[Directions] Filter the lines below, copying only those with the string "administrator".

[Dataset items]
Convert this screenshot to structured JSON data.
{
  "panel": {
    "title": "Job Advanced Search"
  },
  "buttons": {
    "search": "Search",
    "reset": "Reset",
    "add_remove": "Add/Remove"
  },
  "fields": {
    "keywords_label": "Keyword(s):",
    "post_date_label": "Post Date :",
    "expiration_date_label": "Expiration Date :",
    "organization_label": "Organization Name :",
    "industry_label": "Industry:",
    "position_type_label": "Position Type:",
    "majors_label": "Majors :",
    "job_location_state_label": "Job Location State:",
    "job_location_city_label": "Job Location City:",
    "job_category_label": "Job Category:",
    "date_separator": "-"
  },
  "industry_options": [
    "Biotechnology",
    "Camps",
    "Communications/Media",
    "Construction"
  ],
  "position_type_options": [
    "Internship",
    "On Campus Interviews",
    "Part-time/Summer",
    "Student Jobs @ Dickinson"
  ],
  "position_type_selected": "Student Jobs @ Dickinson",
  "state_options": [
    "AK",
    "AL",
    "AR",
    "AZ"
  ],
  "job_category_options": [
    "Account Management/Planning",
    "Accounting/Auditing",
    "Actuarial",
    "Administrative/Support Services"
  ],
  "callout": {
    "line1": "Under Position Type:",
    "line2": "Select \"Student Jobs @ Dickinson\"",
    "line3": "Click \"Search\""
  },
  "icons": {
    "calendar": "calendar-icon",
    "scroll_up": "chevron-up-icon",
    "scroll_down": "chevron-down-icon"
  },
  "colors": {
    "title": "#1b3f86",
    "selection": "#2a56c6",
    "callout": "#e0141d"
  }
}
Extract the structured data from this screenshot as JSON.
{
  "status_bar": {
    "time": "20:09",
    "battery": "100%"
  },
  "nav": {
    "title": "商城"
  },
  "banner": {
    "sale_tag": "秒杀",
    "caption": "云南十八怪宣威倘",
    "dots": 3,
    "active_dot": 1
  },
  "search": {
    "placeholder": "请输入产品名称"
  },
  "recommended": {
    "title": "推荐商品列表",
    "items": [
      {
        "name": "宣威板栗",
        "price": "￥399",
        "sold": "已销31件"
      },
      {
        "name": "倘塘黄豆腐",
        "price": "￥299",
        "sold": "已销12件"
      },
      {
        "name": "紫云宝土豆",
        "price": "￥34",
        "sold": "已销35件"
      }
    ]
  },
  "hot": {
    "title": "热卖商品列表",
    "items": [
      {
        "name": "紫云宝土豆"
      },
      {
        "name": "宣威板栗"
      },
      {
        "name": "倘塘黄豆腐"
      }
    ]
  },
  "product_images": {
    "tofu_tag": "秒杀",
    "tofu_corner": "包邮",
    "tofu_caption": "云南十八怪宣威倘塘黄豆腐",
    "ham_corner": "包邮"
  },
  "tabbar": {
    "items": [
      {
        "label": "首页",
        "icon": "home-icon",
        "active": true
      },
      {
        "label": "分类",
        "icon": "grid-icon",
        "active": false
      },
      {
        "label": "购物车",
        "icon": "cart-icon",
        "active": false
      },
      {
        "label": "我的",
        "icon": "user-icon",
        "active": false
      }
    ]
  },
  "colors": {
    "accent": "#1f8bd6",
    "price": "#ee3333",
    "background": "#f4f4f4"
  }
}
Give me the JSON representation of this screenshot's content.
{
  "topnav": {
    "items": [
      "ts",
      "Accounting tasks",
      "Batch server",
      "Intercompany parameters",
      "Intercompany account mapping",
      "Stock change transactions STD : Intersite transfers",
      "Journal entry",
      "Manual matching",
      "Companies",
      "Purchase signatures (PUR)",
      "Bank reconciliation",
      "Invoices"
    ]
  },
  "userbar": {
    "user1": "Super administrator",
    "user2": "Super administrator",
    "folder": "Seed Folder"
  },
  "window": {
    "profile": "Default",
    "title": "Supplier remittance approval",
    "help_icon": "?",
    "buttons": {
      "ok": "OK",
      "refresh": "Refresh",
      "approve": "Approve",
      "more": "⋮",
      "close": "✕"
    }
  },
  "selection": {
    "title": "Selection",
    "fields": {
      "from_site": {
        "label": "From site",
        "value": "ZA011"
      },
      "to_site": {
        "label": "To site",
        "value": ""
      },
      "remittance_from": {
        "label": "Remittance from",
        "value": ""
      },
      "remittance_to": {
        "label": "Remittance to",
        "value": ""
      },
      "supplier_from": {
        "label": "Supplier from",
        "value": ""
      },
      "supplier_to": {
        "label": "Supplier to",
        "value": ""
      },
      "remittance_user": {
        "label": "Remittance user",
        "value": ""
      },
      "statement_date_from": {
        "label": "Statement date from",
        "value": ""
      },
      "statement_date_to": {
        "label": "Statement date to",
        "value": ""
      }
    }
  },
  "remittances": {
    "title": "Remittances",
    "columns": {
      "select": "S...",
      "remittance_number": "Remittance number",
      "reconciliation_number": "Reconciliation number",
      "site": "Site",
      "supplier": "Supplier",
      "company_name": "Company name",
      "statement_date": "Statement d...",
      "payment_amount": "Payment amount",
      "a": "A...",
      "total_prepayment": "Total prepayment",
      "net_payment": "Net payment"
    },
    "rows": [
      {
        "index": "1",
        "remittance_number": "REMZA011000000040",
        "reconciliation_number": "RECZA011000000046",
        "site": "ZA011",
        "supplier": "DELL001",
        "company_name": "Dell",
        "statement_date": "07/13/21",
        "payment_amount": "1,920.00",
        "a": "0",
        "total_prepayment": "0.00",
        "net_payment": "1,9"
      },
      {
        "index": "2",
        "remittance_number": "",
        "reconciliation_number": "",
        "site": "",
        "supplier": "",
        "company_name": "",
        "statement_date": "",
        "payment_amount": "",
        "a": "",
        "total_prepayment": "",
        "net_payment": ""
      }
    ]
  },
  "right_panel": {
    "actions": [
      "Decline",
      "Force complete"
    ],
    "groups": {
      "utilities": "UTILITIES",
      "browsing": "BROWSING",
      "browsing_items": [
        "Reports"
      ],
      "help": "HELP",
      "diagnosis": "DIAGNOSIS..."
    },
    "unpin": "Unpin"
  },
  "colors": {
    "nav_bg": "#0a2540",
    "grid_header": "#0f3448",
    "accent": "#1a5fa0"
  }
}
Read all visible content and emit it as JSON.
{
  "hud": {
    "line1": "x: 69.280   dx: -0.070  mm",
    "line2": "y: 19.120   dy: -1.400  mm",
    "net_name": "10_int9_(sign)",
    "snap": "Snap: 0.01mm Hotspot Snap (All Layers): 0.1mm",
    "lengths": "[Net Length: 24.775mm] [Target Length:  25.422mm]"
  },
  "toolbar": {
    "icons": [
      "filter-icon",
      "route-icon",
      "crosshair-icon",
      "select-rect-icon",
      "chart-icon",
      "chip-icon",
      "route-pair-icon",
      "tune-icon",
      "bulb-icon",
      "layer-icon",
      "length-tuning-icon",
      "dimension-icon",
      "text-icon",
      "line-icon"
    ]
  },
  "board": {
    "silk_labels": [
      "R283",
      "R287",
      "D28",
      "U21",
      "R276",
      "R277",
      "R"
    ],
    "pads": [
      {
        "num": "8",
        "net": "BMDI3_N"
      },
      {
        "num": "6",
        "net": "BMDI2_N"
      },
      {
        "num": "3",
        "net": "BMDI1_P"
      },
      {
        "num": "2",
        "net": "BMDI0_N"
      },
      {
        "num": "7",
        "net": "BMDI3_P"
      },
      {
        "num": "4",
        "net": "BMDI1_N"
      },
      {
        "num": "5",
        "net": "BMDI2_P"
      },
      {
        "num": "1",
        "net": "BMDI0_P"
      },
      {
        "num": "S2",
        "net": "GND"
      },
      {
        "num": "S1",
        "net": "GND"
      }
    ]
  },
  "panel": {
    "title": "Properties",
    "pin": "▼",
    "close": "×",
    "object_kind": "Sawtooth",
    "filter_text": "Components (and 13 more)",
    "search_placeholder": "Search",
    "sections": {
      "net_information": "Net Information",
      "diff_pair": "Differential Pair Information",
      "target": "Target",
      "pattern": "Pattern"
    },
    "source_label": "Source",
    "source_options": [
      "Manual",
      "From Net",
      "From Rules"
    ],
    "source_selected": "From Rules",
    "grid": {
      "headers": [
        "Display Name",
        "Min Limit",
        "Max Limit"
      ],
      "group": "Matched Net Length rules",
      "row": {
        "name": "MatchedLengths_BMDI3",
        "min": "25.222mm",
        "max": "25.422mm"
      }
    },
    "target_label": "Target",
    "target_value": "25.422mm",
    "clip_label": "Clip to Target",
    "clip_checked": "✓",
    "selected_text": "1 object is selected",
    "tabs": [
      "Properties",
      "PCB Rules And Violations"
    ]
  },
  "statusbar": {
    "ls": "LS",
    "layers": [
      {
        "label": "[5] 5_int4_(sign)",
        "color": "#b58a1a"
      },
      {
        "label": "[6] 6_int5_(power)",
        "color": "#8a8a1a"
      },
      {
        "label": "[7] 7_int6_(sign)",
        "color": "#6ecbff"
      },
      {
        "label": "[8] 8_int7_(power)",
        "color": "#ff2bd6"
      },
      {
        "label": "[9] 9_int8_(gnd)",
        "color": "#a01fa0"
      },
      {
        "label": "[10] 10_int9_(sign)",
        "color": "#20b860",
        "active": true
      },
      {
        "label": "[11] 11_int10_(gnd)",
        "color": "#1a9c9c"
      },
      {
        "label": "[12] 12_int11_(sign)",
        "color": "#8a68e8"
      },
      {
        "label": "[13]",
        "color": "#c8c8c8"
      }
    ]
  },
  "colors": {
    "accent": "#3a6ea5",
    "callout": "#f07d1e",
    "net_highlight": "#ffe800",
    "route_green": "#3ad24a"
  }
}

[Exercise result]
    "user1": "Super administrator",
    "user2": "Super administrator",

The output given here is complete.